:: Lines of data ::

▼▼▼

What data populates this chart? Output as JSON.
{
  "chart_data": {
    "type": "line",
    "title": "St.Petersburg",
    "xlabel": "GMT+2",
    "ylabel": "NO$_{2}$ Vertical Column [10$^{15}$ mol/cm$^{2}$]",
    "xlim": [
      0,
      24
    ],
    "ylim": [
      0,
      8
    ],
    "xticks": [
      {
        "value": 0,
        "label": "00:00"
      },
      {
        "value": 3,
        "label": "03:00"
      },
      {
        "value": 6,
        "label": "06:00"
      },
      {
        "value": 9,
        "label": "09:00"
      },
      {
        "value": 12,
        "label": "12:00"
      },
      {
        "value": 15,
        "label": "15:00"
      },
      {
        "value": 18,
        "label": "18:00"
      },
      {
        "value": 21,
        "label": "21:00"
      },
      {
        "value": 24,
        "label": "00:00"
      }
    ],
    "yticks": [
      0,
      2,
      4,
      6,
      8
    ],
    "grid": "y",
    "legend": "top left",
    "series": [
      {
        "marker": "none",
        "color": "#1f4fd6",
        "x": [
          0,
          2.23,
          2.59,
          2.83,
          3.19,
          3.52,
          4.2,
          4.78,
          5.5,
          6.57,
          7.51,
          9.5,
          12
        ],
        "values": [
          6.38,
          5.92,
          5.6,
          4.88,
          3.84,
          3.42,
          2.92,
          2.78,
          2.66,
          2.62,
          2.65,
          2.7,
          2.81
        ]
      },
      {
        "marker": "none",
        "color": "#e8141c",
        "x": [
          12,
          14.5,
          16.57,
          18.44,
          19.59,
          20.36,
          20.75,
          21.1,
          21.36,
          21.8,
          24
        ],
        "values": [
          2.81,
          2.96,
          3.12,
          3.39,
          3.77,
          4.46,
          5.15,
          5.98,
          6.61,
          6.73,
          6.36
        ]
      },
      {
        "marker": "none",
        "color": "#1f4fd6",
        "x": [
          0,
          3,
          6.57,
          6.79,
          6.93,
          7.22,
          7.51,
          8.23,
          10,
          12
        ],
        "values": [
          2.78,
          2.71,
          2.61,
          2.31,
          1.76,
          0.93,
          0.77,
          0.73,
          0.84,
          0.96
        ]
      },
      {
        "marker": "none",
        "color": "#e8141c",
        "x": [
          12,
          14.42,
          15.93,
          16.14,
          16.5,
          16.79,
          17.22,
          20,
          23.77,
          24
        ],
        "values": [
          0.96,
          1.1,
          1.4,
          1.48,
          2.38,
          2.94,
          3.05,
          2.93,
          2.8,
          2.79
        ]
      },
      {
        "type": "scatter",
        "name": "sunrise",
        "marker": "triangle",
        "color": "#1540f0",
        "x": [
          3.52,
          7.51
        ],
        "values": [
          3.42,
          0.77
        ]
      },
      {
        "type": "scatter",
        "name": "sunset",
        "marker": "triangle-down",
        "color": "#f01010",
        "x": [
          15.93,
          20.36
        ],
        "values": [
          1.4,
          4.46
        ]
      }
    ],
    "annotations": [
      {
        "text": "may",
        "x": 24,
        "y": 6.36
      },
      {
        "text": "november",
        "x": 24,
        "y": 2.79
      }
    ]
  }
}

▲▲▲

:: Exercise brief ::
Output each record exactly, leaving nothing out.

:: Solution ::
What data populates this chart? Output as JSON.
{
  "chart_data": {
    "type": "line",
    "title": "St.Petersburg",
    "xlabel": "GMT+2",
    "ylabel": "NO$_{2}$ Vertical Column [10$^{15}$ mol/cm$^{2}$]",
    "xlim": [
      0,
      24
    ],
    "ylim": [
      0,
      8
    ],
    "xticks": [
      {
        "value": 0,
        "label": "00:00"
      },
      {
        "value": 3,
        "label": "03:00"
      },
      {
        "value": 6,
        "label": "06:00"
      },
      {
        "value": 9,
        "label": "09:00"
      },
      {
        "value": 12,
        "label": "12:00"
      },
      {
        "value": 15,
        "label": "15:00"
      },
      {
        "value": 18,
        "label": "18:00"
      },
      {
        "value": 21,
        "label": "21:00"
      },
      {
        "value": 24,
        "label": "00:00"
      }
    ],
    "yticks": [
      0,
      2,
      4,
      6,
      8
    ],
    "grid": "y",
    "legend": "top left",
    "series": [
      {
        "marker": "none",
        "color": "#1f4fd6",
        "x": [
          0,
          2.23,
          2.59,
          2.83,
          3.19,
          3.52,
          4.2,
          4.78,
          5.5,
          6.57,
          7.51,
          9.5,
          12
        ],
        "values": [
          6.38,
          5.92,
          5.6,
          4.88,
          3.84,
          3.42,
          2.92,
          2.78,
          2.66,
          2.62,
          2.65,
          2.7,
          2.81
        ]
      },
      {
        "marker": "none",
        "color": "#e8141c",
        "x": [
          12,
          14.5,
          16.57,
          18.44,
          19.59,
          20.36,
          20.75,
          21.1,
          21.36,
          21.8,
          24
        ],
        "values": [
          2.81,
          2.96,
          3.12,
          3.39,
          3.77,
          4.46,
          5.15,
          5.98,
          6.61,
          6.73,
          6.36
        ]
      },
      {
        "marker": "none",
        "color": "#1f4fd6",
        "x": [
          0,
          3,
          6.57,
          6.79,
          6.93,
          7.22,
          7.51,
          8.23,
          10,
          12
        ],
        "values": [
          2.78,
          2.71,
          2.61,
          2.31,
          1.76,
          0.93,
          0.77,
          0.73,
          0.84,
          0.96
        ]
      },
      {
        "marker": "none",
        "color": "#e8141c",
        "x": [
          12,
          14.42,
          15.93,
          16.14,
          16.5,
          16.79,
          17.22,
          20,
          23.77,
          24
        ],
        "values": [
          0.96,
          1.1,
          1.4,
          1.48,
          2.38,
          2.94,
          3.05,
          2.93,
          2.8,
          2.79
        ]
      },
      {
        "type": "scatter",
        "name": "sunrise",
        "marker": "triangle",
        "color": "#1540f0",
        "x": [
          3.52,
          7.51
        ],
        "values": [
          3.42,
          0.77
        ]
      },
      {
        "type": "scatter",
        "name": "sunset",
        "marker": "triangle-down",
        "color": "#f01010",
        "x": [
          15.93,
          20.36
        ],
        "values": [
          1.4,
          4.46
        ]
      }
    ],
    "annotations": [
      {
        "text": "may",
        "x": 24,
        "y": 6.36
      },
      {
        "text": "november",
        "x": 24,
        "y": 2.79
      }
    ]
  }
}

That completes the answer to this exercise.